What is being asked: Reproduce the listing exactly, with no pictures in your copy.

──────── Information given ────────

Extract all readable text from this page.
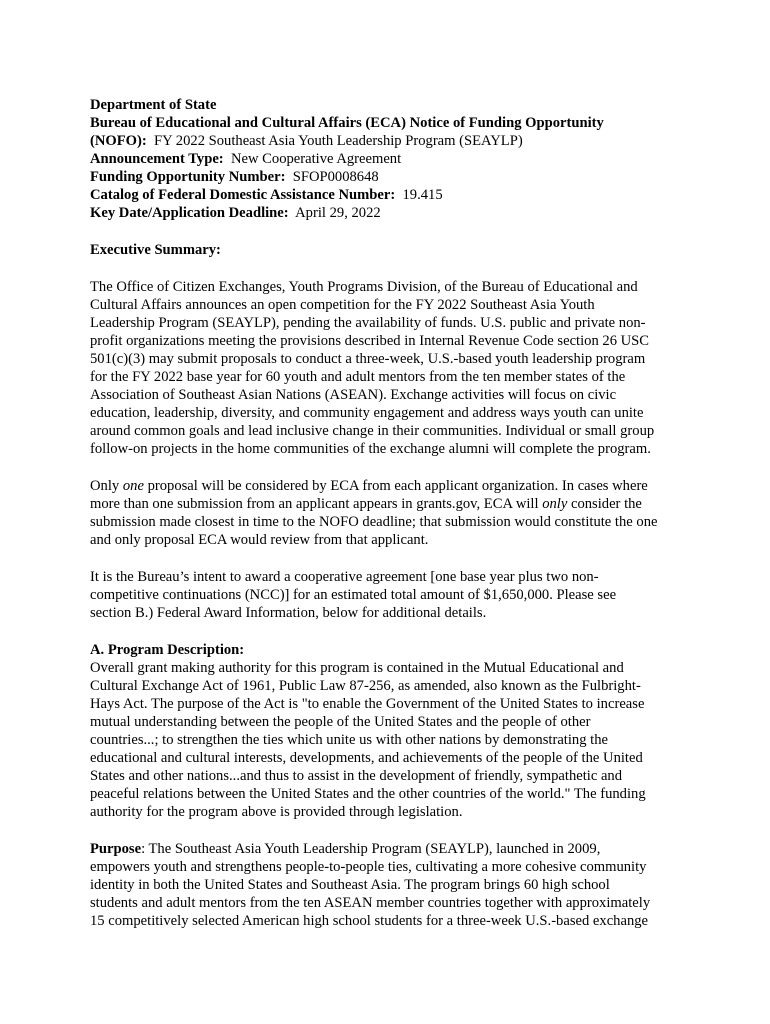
Department of State

Bureau of Educational and Cultural Affairs (ECA) Notice of Funding Opportunity

(NOFO): FY 2022 Southeast Asia Youth Leadership Program (SEAYLP)

Announcement Type: New Cooperative Agreement

Funding Opportunity Number: SFOP0008648

Catalog of Federal Domestic Assistance Number: 19.415

Key Date/Application Deadline: April 29, 2022

Executive Summary:

The Office of Citizen Exchanges, Youth Programs Division, of the Bureau of Educational and
Cultural Affairs announces an open competition for the FY 2022 Southeast Asia Youth
Leadership Program (SEAYLP), pending the availability of funds. U.S. public and private non-
profit organizations meeting the provisions described in Internal Revenue Code section 26 USC
501(c)(3) may submit proposals to conduct a three-week, U.S.-based youth leadership program
for the FY 2022 base year for 60 youth and adult mentors from the ten member states of the
Association of Southeast Asian Nations (ASEAN). Exchange activities will focus on civic
education, leadership, diversity, and community engagement and address ways youth can unite
around common goals and lead inclusive change in their communities. Individual or small group
follow-on projects in the home communities of the exchange alumni will complete the program.

Only one proposal will be considered by ECA from each applicant organization. In cases where
more than one submission from an applicant appears in grants.gov, ECA will only consider the
submission made closest in time to the NOFO deadline; that submission would constitute the one
and only proposal ECA would review from that applicant.

It is the Bureau’s intent to award a cooperative agreement [one base year plus two non-
competitive continuations (NCC)] for an estimated total amount of $1,650,000. Please see
section B.) Federal Award Information, below for additional details.

A. Program Description:

Overall grant making authority for this program is contained in the Mutual Educational and
Cultural Exchange Act of 1961, Public Law 87-256, as amended, also known as the Fulbright-
Hays Act. The purpose of the Act is "to enable the Government of the United States to increase
mutual understanding between the people of the United States and the people of other
countries...; to strengthen the ties which unite us with other nations by demonstrating the
educational and cultural interests, developments, and achievements of the people of the United
States and other nations...and thus to assist in the development of friendly, sympathetic and
peaceful relations between the United States and the other countries of the world." The funding
authority for the program above is provided through legislation.

Purpose: The Southeast Asia Youth Leadership Program (SEAYLP), launched in 2009,
empowers youth and strengthens people-to-people ties, cultivating a more cohesive community
identity in both the United States and Southeast Asia. The program brings 60 high school
students and adult mentors from the ten ASEAN member countries together with approximately
15 competitively selected American high school students for a three-week U.S.-based exchange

────────

Correct result:
Extract all readable text from this page.
Department of State

Bureau of Educational and Cultural Affairs (ECA) Notice of Funding Opportunity

(NOFO): FY 2022 Southeast Asia Youth Leadership Program (SEAYLP)

Announcement Type: New Cooperative Agreement

Funding Opportunity Number: SFOP0008648

Catalog of Federal Domestic Assistance Number: 19.415

Key Date/Application Deadline: April 29, 2022

Executive Summary:

The Office of Citizen Exchanges, Youth Programs Division, of the Bureau of Educational and
Cultural Affairs announces an open competition for the FY 2022 Southeast Asia Youth
Leadership Program (SEAYLP), pending the availability of funds. U.S. public and private non-
profit organizations meeting the provisions described in Internal Revenue Code section 26 USC
501(c)(3) may submit proposals to conduct a three-week, U.S.-based youth leadership program
for the FY 2022 base year for 60 youth and adult mentors from the ten member states of the
Association of Southeast Asian Nations (ASEAN). Exchange activities will focus on civic
education, leadership, diversity, and community engagement and address ways youth can unite
around common goals and lead inclusive change in their communities. Individual or small group
follow-on projects in the home communities of the exchange alumni will complete the program.

Only one proposal will be considered by ECA from each applicant organization. In cases where
more than one submission from an applicant appears in grants.gov, ECA will only consider the
submission made closest in time to the NOFO deadline; that submission would constitute the one
and only proposal ECA would review from that applicant.

It is the Bureau’s intent to award a cooperative agreement [one base year plus two non-
competitive continuations (NCC)] for an estimated total amount of $1,650,000. Please see
section B.) Federal Award Information, below for additional details.

A. Program Description:

Overall grant making authority for this program is contained in the Mutual Educational and
Cultural Exchange Act of 1961, Public Law 87-256, as amended, also known as the Fulbright-
Hays Act. The purpose of the Act is "to enable the Government of the United States to increase
mutual understanding between the people of the United States and the people of other
countries...; to strengthen the ties which unite us with other nations by demonstrating the
educational and cultural interests, developments, and achievements of the people of the United
States and other nations...and thus to assist in the development of friendly, sympathetic and
peaceful relations between the United States and the other countries of the world." The funding
authority for the program above is provided through legislation.

Purpose: The Southeast Asia Youth Leadership Program (SEAYLP), launched in 2009,
empowers youth and strengthens people-to-people ties, cultivating a more cohesive community
identity in both the United States and Southeast Asia. The program brings 60 high school
students and adult mentors from the ten ASEAN member countries together with approximately
15 competitively selected American high school students for a three-week U.S.-based exchange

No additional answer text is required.